WHAT NEEDS TO BE DONE.
Extract every line of the records that contains the word "image".

DATA SECTION.
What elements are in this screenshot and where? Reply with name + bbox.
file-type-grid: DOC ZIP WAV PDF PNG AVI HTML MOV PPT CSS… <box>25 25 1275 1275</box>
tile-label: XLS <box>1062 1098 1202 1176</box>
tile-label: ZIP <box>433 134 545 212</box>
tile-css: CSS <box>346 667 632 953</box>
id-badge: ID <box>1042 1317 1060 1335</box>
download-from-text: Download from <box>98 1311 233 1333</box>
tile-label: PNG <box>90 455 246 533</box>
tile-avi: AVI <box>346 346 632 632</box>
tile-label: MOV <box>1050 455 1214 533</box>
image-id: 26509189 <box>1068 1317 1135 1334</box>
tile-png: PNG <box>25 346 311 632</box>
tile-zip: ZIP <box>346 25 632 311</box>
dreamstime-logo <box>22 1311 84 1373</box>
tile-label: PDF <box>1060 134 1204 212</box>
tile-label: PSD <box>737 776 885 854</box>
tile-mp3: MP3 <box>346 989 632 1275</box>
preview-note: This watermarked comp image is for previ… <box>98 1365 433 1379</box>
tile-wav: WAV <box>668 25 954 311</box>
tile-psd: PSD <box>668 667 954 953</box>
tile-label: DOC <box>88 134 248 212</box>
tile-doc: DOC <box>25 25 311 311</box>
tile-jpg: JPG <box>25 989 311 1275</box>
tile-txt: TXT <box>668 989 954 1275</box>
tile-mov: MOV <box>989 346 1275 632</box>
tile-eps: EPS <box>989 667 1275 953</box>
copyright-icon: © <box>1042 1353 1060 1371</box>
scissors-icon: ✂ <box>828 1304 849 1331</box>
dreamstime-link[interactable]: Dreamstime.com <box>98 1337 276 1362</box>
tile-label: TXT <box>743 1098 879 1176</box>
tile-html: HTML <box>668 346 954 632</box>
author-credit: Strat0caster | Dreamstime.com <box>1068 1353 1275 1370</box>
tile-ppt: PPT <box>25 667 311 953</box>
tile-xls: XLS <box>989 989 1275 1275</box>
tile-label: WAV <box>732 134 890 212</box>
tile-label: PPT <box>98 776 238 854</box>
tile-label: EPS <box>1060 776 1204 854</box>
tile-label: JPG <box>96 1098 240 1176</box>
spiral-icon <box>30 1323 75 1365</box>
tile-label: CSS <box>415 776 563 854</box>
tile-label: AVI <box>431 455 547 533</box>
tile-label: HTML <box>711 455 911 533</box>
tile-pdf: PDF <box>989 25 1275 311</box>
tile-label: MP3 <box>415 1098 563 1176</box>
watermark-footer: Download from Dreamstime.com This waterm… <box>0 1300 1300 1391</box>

* * *

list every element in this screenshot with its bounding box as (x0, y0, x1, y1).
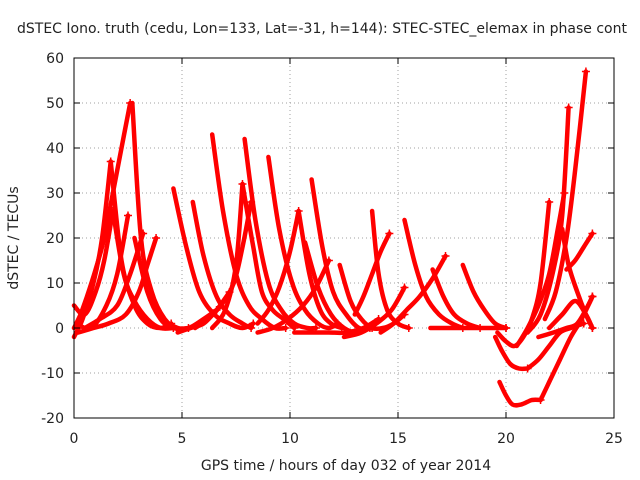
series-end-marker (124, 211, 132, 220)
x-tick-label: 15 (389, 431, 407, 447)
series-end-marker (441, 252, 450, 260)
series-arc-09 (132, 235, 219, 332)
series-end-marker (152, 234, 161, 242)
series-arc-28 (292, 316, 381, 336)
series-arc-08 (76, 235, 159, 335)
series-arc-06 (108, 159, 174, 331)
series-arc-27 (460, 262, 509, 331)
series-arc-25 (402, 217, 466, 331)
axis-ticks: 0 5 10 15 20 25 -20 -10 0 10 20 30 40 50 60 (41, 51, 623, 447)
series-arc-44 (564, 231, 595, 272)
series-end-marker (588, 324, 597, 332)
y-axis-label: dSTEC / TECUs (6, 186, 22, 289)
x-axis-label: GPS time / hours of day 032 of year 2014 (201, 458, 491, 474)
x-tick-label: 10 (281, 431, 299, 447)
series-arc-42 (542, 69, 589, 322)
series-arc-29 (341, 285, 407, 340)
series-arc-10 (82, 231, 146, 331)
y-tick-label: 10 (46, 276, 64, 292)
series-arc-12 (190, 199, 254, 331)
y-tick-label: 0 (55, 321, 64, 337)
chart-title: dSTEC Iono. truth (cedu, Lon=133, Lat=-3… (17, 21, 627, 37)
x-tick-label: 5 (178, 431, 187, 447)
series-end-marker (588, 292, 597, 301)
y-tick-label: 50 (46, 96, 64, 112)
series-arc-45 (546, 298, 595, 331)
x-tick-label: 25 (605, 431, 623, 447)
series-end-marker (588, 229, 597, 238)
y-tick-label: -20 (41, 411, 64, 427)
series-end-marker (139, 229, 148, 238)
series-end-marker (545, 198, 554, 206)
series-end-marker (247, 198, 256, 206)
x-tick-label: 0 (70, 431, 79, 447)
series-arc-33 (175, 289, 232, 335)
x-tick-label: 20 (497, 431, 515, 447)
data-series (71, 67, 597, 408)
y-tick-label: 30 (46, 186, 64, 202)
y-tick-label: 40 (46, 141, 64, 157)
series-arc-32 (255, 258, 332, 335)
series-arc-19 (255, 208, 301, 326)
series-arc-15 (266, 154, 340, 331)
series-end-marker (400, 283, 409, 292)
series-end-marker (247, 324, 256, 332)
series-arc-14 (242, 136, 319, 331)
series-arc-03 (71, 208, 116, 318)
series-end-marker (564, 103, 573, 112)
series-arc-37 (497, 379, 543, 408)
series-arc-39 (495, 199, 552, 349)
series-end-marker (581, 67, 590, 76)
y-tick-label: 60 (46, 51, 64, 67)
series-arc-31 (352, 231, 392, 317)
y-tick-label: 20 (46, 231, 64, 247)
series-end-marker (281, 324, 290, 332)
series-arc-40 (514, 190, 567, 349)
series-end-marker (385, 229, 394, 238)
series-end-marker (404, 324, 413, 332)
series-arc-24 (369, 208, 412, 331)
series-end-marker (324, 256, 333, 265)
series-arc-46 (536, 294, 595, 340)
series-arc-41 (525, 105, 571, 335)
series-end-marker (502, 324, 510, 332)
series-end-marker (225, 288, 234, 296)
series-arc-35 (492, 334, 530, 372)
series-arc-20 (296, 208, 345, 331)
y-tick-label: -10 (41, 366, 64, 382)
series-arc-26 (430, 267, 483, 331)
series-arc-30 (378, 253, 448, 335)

EXERCISE RESPONSE.
image-id: 26509189 <box>1068 1317 1135 1334</box>
preview-note: This watermarked comp image is for previ… <box>98 1365 433 1379</box>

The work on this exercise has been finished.